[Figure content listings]
▽
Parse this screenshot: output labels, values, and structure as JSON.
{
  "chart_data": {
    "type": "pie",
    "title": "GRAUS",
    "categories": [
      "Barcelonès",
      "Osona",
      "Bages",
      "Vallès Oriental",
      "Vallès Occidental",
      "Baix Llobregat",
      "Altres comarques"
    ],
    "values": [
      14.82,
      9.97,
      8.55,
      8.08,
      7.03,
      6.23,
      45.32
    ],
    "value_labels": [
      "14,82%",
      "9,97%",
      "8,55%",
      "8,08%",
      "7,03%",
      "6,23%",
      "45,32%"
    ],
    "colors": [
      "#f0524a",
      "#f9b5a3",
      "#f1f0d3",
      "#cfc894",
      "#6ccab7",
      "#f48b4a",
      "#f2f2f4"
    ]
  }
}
△
#### EXERCISE INSTRUCTIONS
Your task is to retype all the records above with nothing left out.

#### EXERCISE ANSWER
Parse this screenshot: output labels, values, and structure as JSON.
{
  "chart_data": {
    "type": "pie",
    "title": "GRAUS",
    "categories": [
      "Barcelonès",
      "Osona",
      "Bages",
      "Vallès Oriental",
      "Vallès Occidental",
      "Baix Llobregat",
      "Altres comarques"
    ],
    "values": [
      14.82,
      9.97,
      8.55,
      8.08,
      7.03,
      6.23,
      45.32
    ],
    "value_labels": [
      "14,82%",
      "9,97%",
      "8,55%",
      "8,08%",
      "7,03%",
      "6,23%",
      "45,32%"
    ],
    "colors": [
      "#f0524a",
      "#f9b5a3",
      "#f1f0d3",
      "#cfc894",
      "#6ccab7",
      "#f48b4a",
      "#f2f2f4"
    ]
  }
}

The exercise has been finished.